* Stated task: Output every entry exactly as written, but omit the pictures.

====

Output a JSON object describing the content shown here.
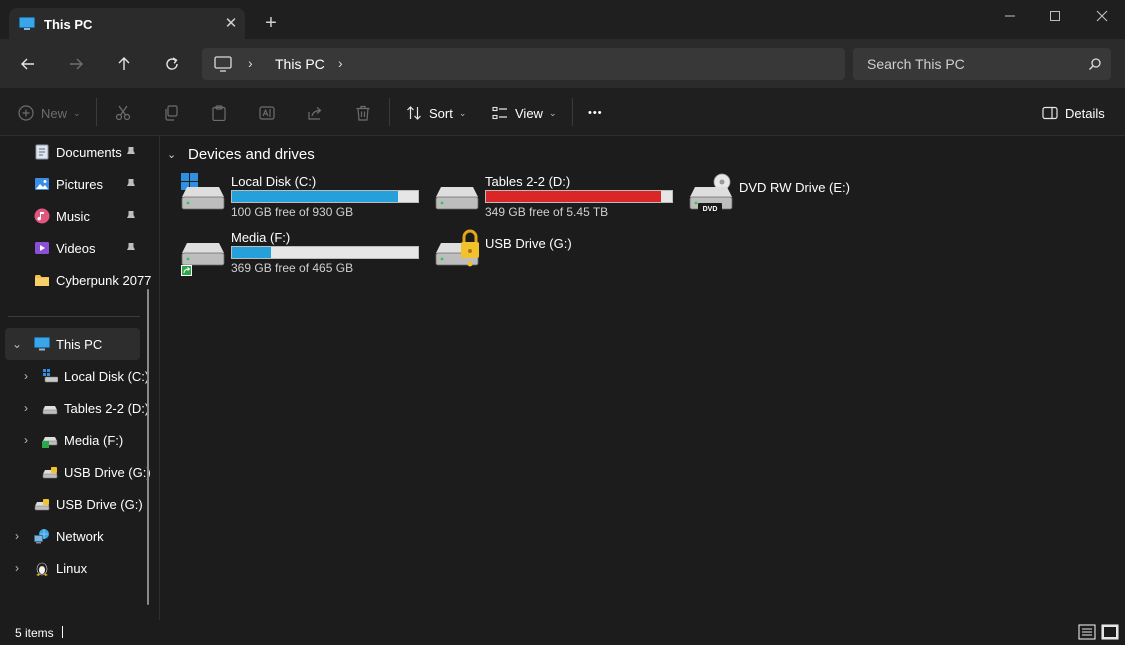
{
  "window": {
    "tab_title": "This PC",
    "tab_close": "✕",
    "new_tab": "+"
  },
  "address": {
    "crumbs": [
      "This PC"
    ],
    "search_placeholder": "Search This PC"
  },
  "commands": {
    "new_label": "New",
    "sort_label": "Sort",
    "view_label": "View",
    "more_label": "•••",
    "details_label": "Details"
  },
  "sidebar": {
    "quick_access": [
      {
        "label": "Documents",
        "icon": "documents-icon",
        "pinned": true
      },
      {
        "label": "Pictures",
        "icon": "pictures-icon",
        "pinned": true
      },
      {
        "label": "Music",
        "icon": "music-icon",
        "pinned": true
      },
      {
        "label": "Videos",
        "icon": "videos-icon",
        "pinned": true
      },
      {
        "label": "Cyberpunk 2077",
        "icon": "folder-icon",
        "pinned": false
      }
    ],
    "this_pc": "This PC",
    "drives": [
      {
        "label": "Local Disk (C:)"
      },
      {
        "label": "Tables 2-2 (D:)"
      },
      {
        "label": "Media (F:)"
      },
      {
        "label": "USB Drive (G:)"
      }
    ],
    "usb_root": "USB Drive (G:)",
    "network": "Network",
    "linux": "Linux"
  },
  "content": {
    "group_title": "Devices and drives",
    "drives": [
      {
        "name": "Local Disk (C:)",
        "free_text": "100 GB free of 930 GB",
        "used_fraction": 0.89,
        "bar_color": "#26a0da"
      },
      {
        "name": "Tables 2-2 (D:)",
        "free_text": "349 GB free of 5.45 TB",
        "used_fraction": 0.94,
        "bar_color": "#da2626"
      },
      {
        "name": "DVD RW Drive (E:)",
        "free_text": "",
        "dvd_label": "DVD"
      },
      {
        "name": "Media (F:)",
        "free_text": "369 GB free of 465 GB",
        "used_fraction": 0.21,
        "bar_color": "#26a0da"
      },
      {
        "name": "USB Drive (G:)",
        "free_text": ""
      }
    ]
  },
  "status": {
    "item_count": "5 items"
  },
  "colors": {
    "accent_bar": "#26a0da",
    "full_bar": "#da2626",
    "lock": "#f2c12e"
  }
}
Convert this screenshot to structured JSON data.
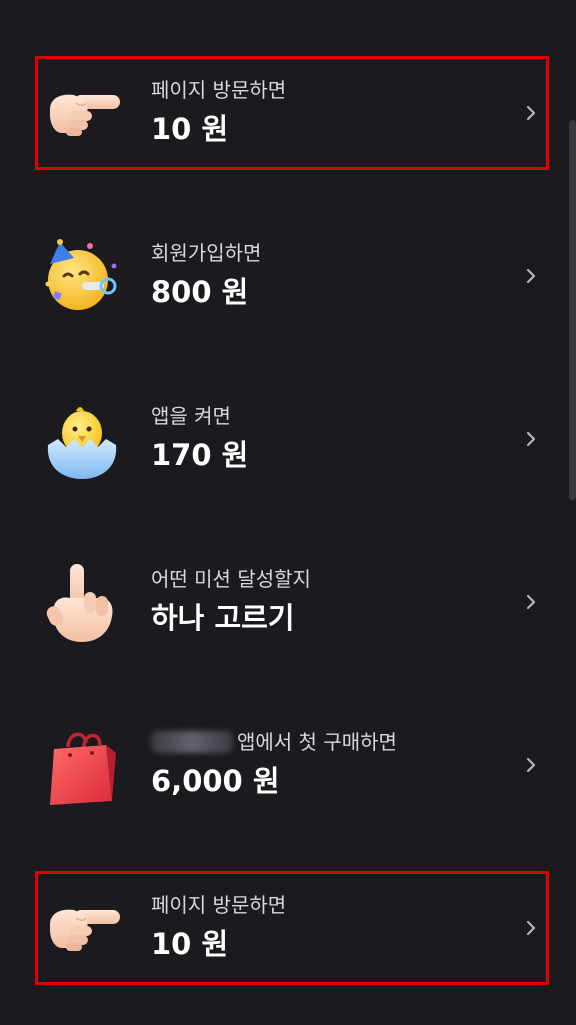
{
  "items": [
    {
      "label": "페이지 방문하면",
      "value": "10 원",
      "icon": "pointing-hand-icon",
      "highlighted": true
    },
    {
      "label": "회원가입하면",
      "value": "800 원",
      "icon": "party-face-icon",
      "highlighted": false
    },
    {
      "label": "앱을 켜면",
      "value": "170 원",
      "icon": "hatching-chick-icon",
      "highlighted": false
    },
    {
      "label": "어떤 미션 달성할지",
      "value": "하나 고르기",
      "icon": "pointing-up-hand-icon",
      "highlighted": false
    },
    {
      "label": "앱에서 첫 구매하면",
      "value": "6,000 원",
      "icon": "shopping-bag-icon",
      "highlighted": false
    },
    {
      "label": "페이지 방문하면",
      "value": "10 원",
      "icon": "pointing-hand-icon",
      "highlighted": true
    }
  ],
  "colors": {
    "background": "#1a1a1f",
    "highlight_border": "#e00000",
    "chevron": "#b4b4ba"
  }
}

====

* Solution for this problem:
Output a JSON object describing the content shown here.
{
  "window": {
    "tab_title": "This PC",
    "tab_close": "✕",
    "new_tab": "+"
  },
  "address": {
    "crumbs": [
      "This PC"
    ],
    "search_placeholder": "Search This PC"
  },
  "commands": {
    "new_label": "New",
    "sort_label": "Sort",
    "view_label": "View",
    "more_label": "•••",
    "details_label": "Details"
  },
  "sidebar": {
    "quick_access": [
      {
        "label": "Documents",
        "icon": "documents-icon",
        "pinned": true
      },
      {
        "label": "Pictures",
        "icon": "pictures-icon",
        "pinned": true
      },
      {
        "label": "Music",
        "icon": "music-icon",
        "pinned": true
      },
      {
        "label": "Videos",
        "icon": "videos-icon",
        "pinned": true
      },
      {
        "label": "Cyberpunk 2077",
        "icon": "folder-icon",
        "pinned": false
      }
    ],
    "this_pc": "This PC",
    "drives": [
      {
        "label": "Local Disk (C:)"
      },
      {
        "label": "Tables 2-2 (D:)"
      },
      {
        "label": "Media (F:)"
      },
      {
        "label": "USB Drive (G:)"
      }
    ],
    "usb_root": "USB Drive (G:)",
    "network": "Network",
    "linux": "Linux"
  },
  "content": {
    "group_title": "Devices and drives",
    "drives": [
      {
        "name": "Local Disk (C:)",
        "free_text": "100 GB free of 930 GB",
        "used_fraction": 0.89,
        "bar_color": "#26a0da"
      },
      {
        "name": "Tables 2-2 (D:)",
        "free_text": "349 GB free of 5.45 TB",
        "used_fraction": 0.94,
        "bar_color": "#da2626"
      },
      {
        "name": "DVD RW Drive (E:)",
        "free_text": "",
        "dvd_label": "DVD"
      },
      {
        "name": "Media (F:)",
        "free_text": "369 GB free of 465 GB",
        "used_fraction": 0.21,
        "bar_color": "#26a0da"
      },
      {
        "name": "USB Drive (G:)",
        "free_text": ""
      }
    ]
  },
  "status": {
    "item_count": "5 items"
  },
  "colors": {
    "accent_bar": "#26a0da",
    "full_bar": "#da2626",
    "lock": "#f2c12e"
  }
}
Convert this screenshot to structured JSON data.
{
  "items": [
    {
      "label": "페이지 방문하면",
      "value": "10 원",
      "icon": "pointing-hand-icon",
      "highlighted": true
    },
    {
      "label": "회원가입하면",
      "value": "800 원",
      "icon": "party-face-icon",
      "highlighted": false
    },
    {
      "label": "앱을 켜면",
      "value": "170 원",
      "icon": "hatching-chick-icon",
      "highlighted": false
    },
    {
      "label": "어떤 미션 달성할지",
      "value": "하나 고르기",
      "icon": "pointing-up-hand-icon",
      "highlighted": false
    },
    {
      "label": "앱에서 첫 구매하면",
      "value": "6,000 원",
      "icon": "shopping-bag-icon",
      "highlighted": false
    },
    {
      "label": "페이지 방문하면",
      "value": "10 원",
      "icon": "pointing-hand-icon",
      "highlighted": true
    }
  ],
  "colors": {
    "background": "#1a1a1f",
    "highlight_border": "#e00000",
    "chevron": "#b4b4ba"
  }
}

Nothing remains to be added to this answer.